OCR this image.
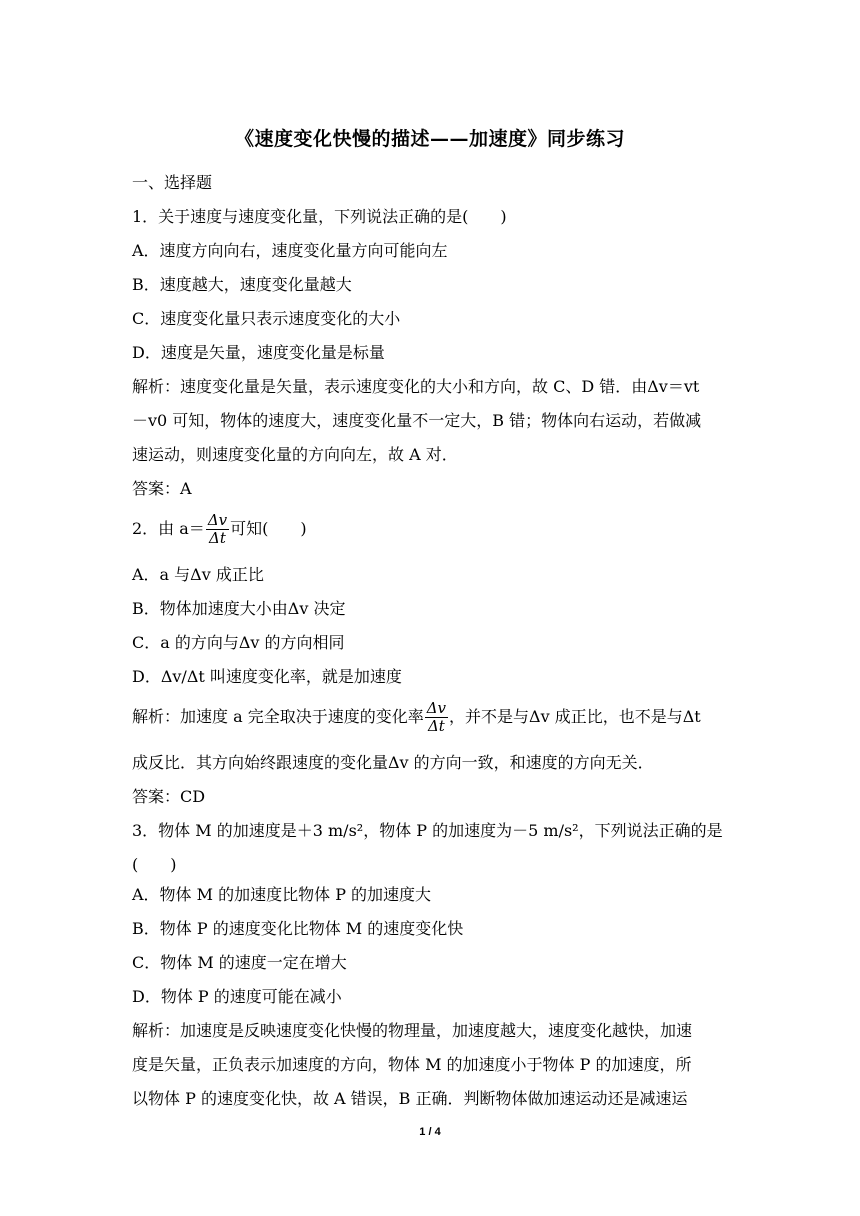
《速度变化快慢的描述——加速度》同步练习
一、选择题
1．关于速度与速度变化量，下列说法正确的是(　　)
A．速度方向向右，速度变化量方向可能向左
B．速度越大，速度变化量越大
C．速度变化量只表示速度变化的大小
D．速度是矢量，速度变化量是标量
解析：速度变化量是矢量，表示速度变化的大小和方向，故 C、D 错．由Δv＝vt
－v0 可知，物体的速度大，速度变化量不一定大，B 错；物体向右运动，若做减
速运动，则速度变化量的方向向左，故 A 对．
答案：A
2．由 $a= \frac{\Delta v}{\Delta t}$ 可知(　　)
A．a 与Δv 成正比
B．物体加速度大小由Δv 决定
C．a 的方向与Δv 的方向相同
D．Δv/Δt 叫速度变化率，就是加速度
解析：加速度 a 完全取决于速度的变化率 $\frac{\Delta v}{\Delta t}$ ，并不是与Δv 成正比，也不是与Δt
成反比．其方向始终跟速度的变化量Δv 的方向一致，和速度的方向无关．
答案：CD
3．物体 M 的加速度是＋3 m/s²，物体 P 的加速度为－5 m/s²，下列说法正确的是
(　　)
A．物体 M 的加速度比物体 P 的加速度大
B．物体 P 的速度变化比物体 M 的速度变化快
C．物体 M 的速度一定在增大
D．物体 P 的速度可能在减小
解析：加速度是反映速度变化快慢的物理量，加速度越大，速度变化越快，加速
度是矢量，正负表示加速度的方向，物体 M 的加速度小于物体 P 的加速度，所
以物体 P 的速度变化快，故 A 错误，B 正确．判断物体做加速运动还是减速运
1 / 4
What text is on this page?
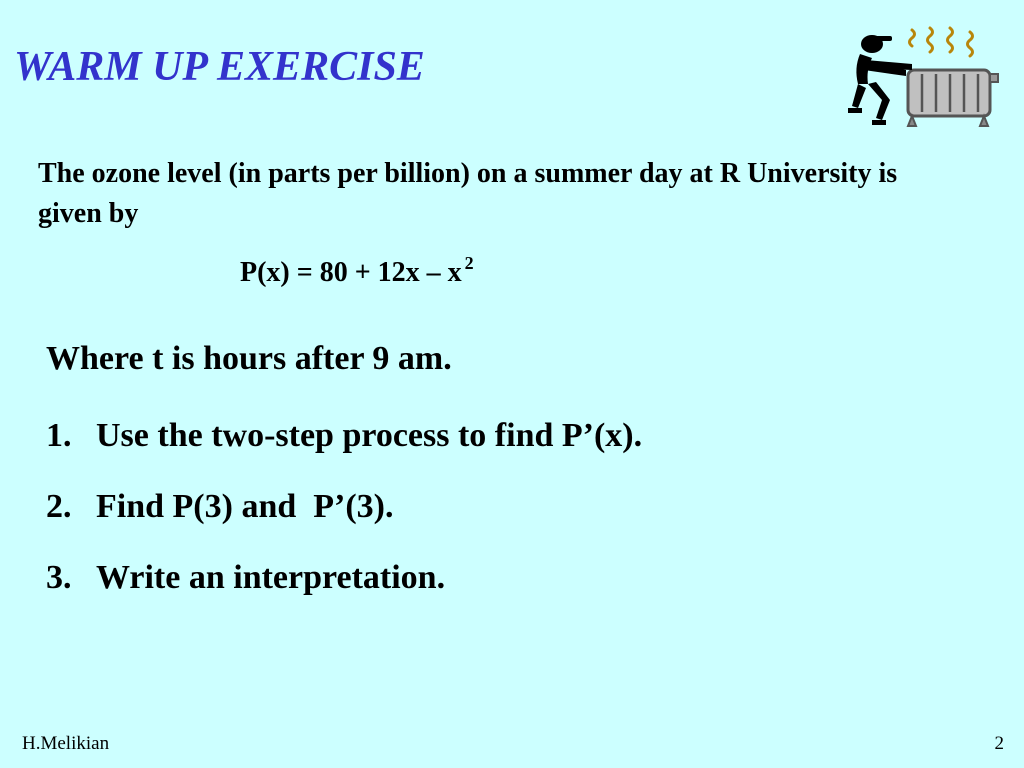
WARM UP EXERCISE
The ozone level (in parts per billion) on a summer day at R University is given by
P(x) = 80 + 12x – x $^2$
Where t is hours after 9 am.
1. Use the two-step process to find P’(x).
2. Find P(3) and  P’(3).
3. Write an interpretation.
H.Melikian	2
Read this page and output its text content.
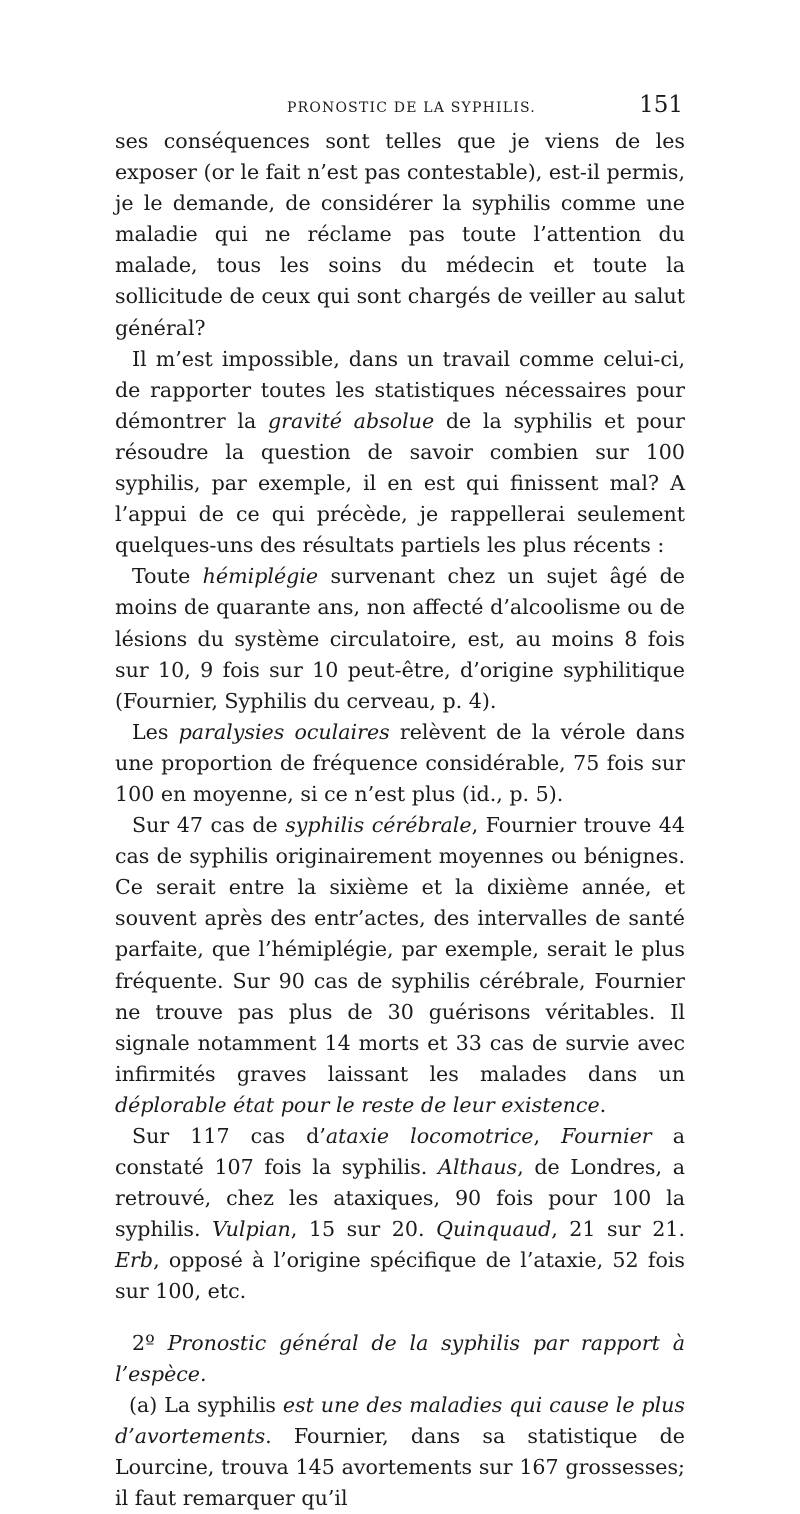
PRONOSTIC DE LA SYPHILIS.	151

ses conséquences sont telles que je viens de les exposer (or le fait n’est pas contestable), est-il permis, je le demande, de considérer la syphilis comme une maladie qui ne réclame pas toute l’attention du malade, tous les soins du médecin et toute la sollicitude de ceux qui sont chargés de veiller au salut général?

Il m’est impossible, dans un travail comme celui-ci, de rapporter toutes les statistiques nécessaires pour démontrer la gravité absolue de la syphilis et pour résoudre la question de savoir combien sur 100 syphilis, par exemple, il en est qui finissent mal? A l’appui de ce qui précède, je rappellerai seulement quelques-uns des résultats partiels les plus récents :

Toute hémiplégie survenant chez un sujet âgé de moins de quarante ans, non affecté d’alcoolisme ou de lésions du système circulatoire, est, au moins 8 fois sur 10, 9 fois sur 10 peut-être, d’origine syphilitique (Fournier, Syphilis du cerveau, p. 4).

Les paralysies oculaires relèvent de la vérole dans une proportion de fréquence considérable, 75 fois sur 100 en moyenne, si ce n’est plus (id., p. 5).

Sur 47 cas de syphilis cérébrale, Fournier trouve 44 cas de syphilis originairement moyennes ou bénignes. Ce serait entre la sixième et la dixième année, et souvent après des entr’actes, des intervalles de santé parfaite, que l’hémiplégie, par exemple, serait le plus fréquente. Sur 90 cas de syphilis cérébrale, Fournier ne trouve pas plus de 30 guérisons véritables. Il signale notamment 14 morts et 33 cas de survie avec infirmités graves laissant les malades dans un déplorable état pour le reste de leur existence.

Sur 117 cas d’ataxie locomotrice, Fournier a constaté 107 fois la syphilis. Althaus, de Londres, a retrouvé, chez les ataxiques, 90 fois pour 100 la syphilis. Vulpian, 15 sur 20. Quinquaud, 21 sur 21. Erb, opposé à l’origine spécifique de l’ataxie, 52 fois sur 100, etc.

2º Pronostic général de la syphilis par rapport à l’espèce.

(a) La syphilis est une des maladies qui cause le plus d’avortements. Fournier, dans sa statistique de Lourcine, trouva 145 avortements sur 167 grossesses; il faut remarquer qu’il
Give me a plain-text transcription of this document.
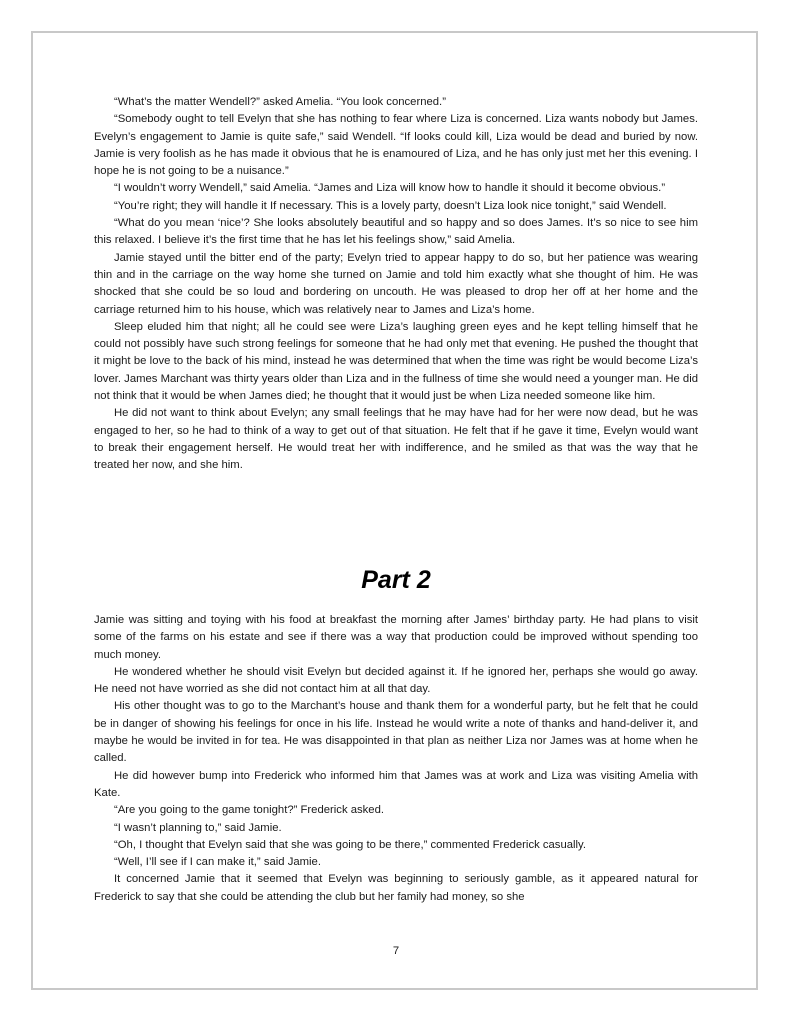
“What’s the matter Wendell?” asked Amelia. “You look concerned.”

“Somebody ought to tell Evelyn that she has nothing to fear where Liza is concerned. Liza wants nobody but James. Evelyn’s engagement to Jamie is quite safe,” said Wendell. “If looks could kill, Liza would be dead and buried by now. Jamie is very foolish as he has made it obvious that he is enamoured of Liza, and he has only just met her this evening. I hope he is not going to be a nuisance.”

“I wouldn’t worry Wendell,” said Amelia. “James and Liza will know how to handle it should it become obvious.”

“You’re right; they will handle it If necessary. This is a lovely party, doesn’t Liza look nice tonight,” said Wendell.

“What do you mean ‘nice’? She looks absolutely beautiful and so happy and so does James. It’s so nice to see him this relaxed. I believe it’s the first time that he has let his feelings show,” said Amelia.

Jamie stayed until the bitter end of the party; Evelyn tried to appear happy to do so, but her patience was wearing thin and in the carriage on the way home she turned on Jamie and told him exactly what she thought of him. He was shocked that she could be so loud and bordering on uncouth. He was pleased to drop her off at her home and the carriage returned him to his house, which was relatively near to James and Liza’s home.

Sleep eluded him that night; all he could see were Liza’s laughing green eyes and he kept telling himself that he could not possibly have such strong feelings for someone that he had only met that evening. He pushed the thought that it might be love to the back of his mind, instead he was determined that when the time was right be would become Liza’s lover. James Marchant was thirty years older than Liza and in the fullness of time she would need a younger man. He did not think that it would be when James died; he thought that it would just be when Liza needed someone like him.

He did not want to think about Evelyn; any small feelings that he may have had for her were now dead, but he was engaged to her, so he had to think of a way to get out of that situation. He felt that if he gave it time, Evelyn would want to break their engagement herself. He would treat her with indifference, and he smiled as that was the way that he treated her now, and she him.

Part 2

Jamie was sitting and toying with his food at breakfast the morning after James’ birthday party. He had plans to visit some of the farms on his estate and see if there was a way that production could be improved without spending too much money.

He wondered whether he should visit Evelyn but decided against it. If he ignored her, perhaps she would go away. He need not have worried as she did not contact him at all that day.

His other thought was to go to the Marchant’s house and thank them for a wonderful party, but he felt that he could be in danger of showing his feelings for once in his life. Instead he would write a note of thanks and hand-deliver it, and maybe he would be invited in for tea. He was disappointed in that plan as neither Liza nor James was at home when he called.

He did however bump into Frederick who informed him that James was at work and Liza was visiting Amelia with Kate.

“Are you going to the game tonight?” Frederick asked.

“I wasn’t planning to,” said Jamie.

“Oh, I thought that Evelyn said that she was going to be there,” commented Frederick casually.

“Well, I’ll see if I can make it,” said Jamie.

It concerned Jamie that it seemed that Evelyn was beginning to seriously gamble, as it appeared natural for Frederick to say that she could be attending the club but her family had money, so she

7
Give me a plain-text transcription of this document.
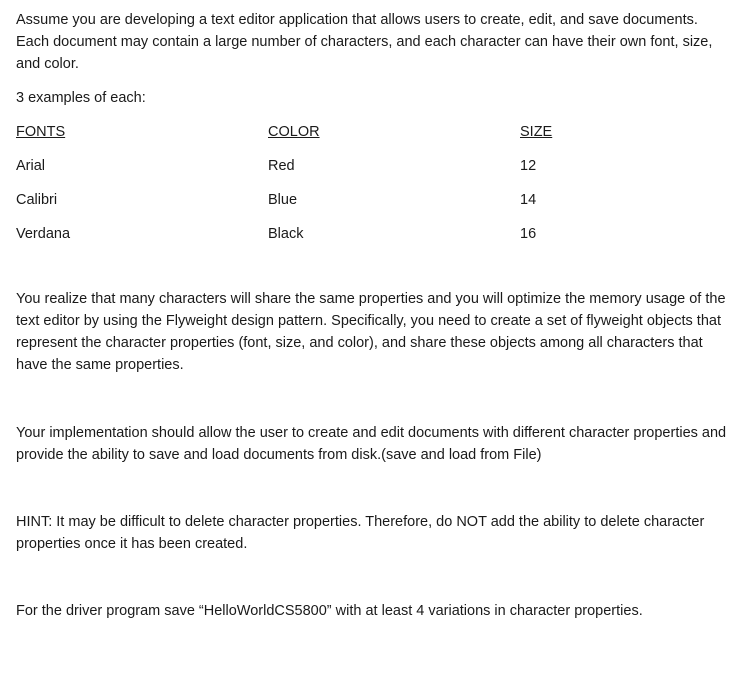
Assume you are developing a text editor application that allows users to create, edit, and save documents. Each document may contain a large number of characters, and each character can have their own font, size, and color.

3 examples of each:

FONTS	COLOR	SIZE
Arial	Red	12
Calibri	Blue	14
Verdana	Black	16

You realize that many characters will share the same properties and you will optimize the memory usage of the text editor by using the Flyweight design pattern. Specifically, you need to create a set of flyweight objects that represent the character properties (font, size, and color), and share these objects among all characters that have the same properties.

Your implementation should allow the user to create and edit documents with different character properties and provide the ability to save and load documents from disk.(save and load from File)

HINT: It may be difficult to delete character properties. Therefore, do NOT add the ability to delete character properties once it has been created.

For the driver program save “HelloWorldCS5800” with at least 4 variations in character properties.
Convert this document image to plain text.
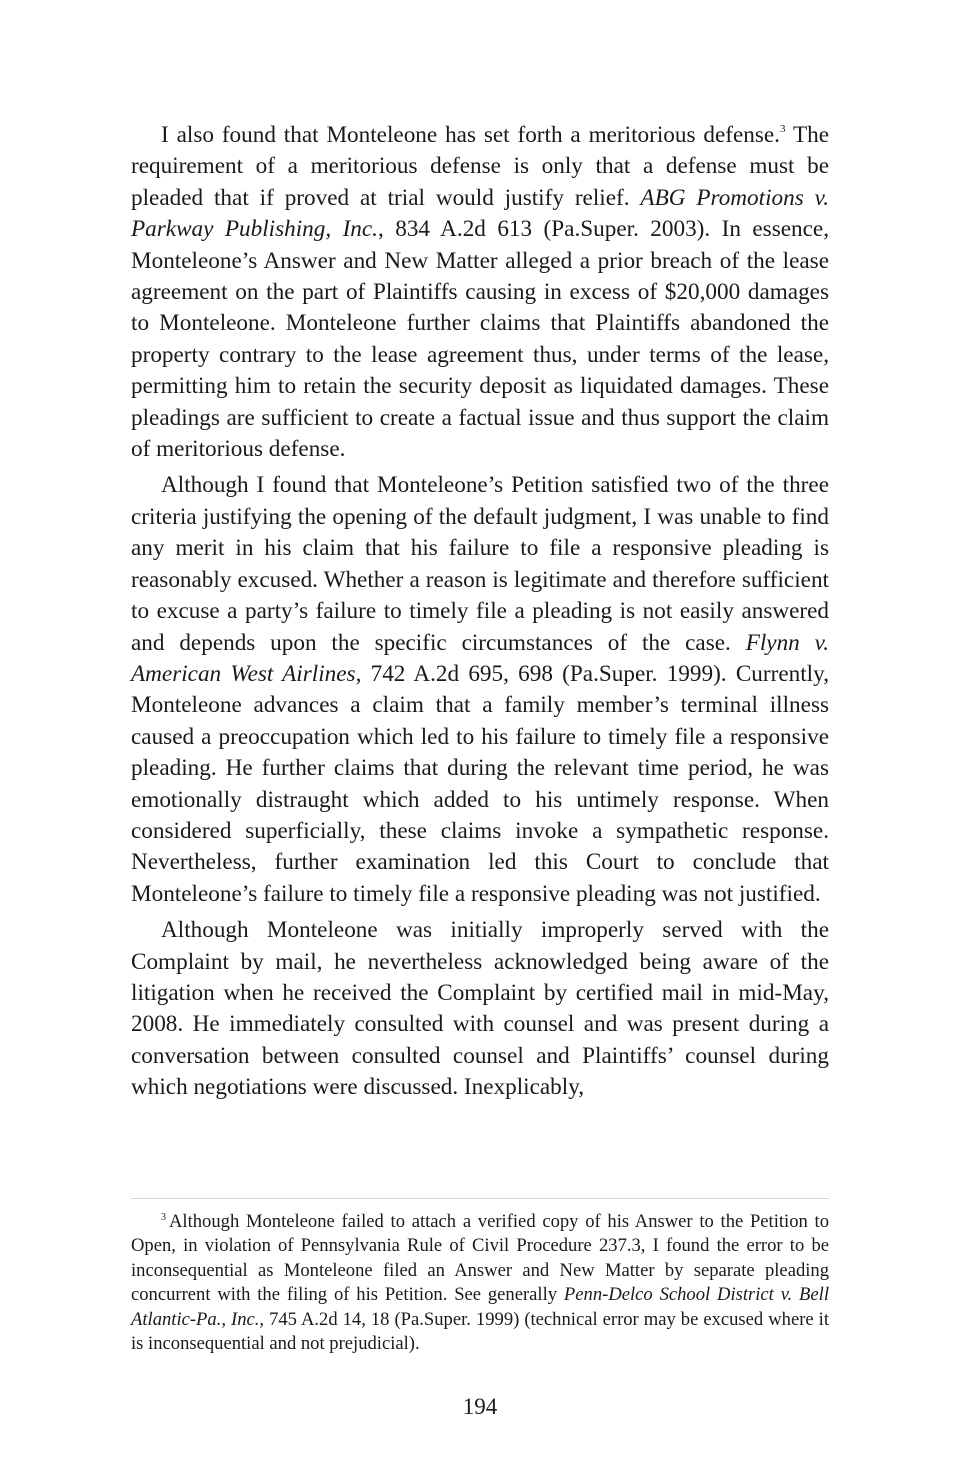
I also found that Monteleone has set forth a meritorious defense.$^3$ The requirement of a meritorious defense is only that a defense must be pleaded that if proved at trial would justify relief. ABG Promotions v. Parkway Publishing, Inc., 834 A.2d 613 (Pa.Super. 2003). In essence, Monteleone’s Answer and New Matter alleged a prior breach of the lease agreement on the part of Plaintiffs causing in excess of $20,000 damages to Monteleone. Monteleone further claims that Plaintiffs abandoned the property contrary to the lease agreement thus, under terms of the lease, permitting him to retain the security deposit as liquidated damages. These pleadings are sufficient to create a factual issue and thus support the claim of meritorious defense.

Although I found that Monteleone’s Petition satisfied two of the three criteria justifying the opening of the default judgment, I was unable to find any merit in his claim that his failure to file a responsive pleading is reasonably excused. Whether a reason is legitimate and therefore sufficient to excuse a party’s failure to timely file a pleading is not easily answered and depends upon the specific circumstances of the case. Flynn v. American West Airlines, 742 A.2d 695, 698 (Pa.Super. 1999). Currently, Monteleone advances a claim that a family member’s terminal illness caused a preoccupation which led to his failure to timely file a responsive pleading. He further claims that during the relevant time period, he was emotionally distraught which added to his untimely response. When considered superficially, these claims invoke a sympathetic response. Nevertheless, further examination led this Court to conclude that Monteleone’s failure to timely file a responsive pleading was not justified.

Although Monteleone was initially improperly served with the Complaint by mail, he nevertheless acknowledged being aware of the litigation when he received the Complaint by certified mail in mid-May, 2008. He immediately consulted with counsel and was present during a conversation between consulted counsel and Plaintiffs’ counsel during which negotiations were discussed. Inexplicably,

$^3$ Although Monteleone failed to attach a verified copy of his Answer to the Petition to Open, in violation of Pennsylvania Rule of Civil Procedure 237.3, I found the error to be inconsequential as Monteleone filed an Answer and New Matter by separate pleading concurrent with the filing of his Petition. See generally Penn-Delco School District v. Bell Atlantic-Pa., Inc., 745 A.2d 14, 18 (Pa.Super. 1999) (technical error may be excused where it is inconsequential and not prejudicial).

194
---+---
**Direction:**
Your answer should be a single number: the count of lines holding the word "下列说法正确的是".

**Task response:**
2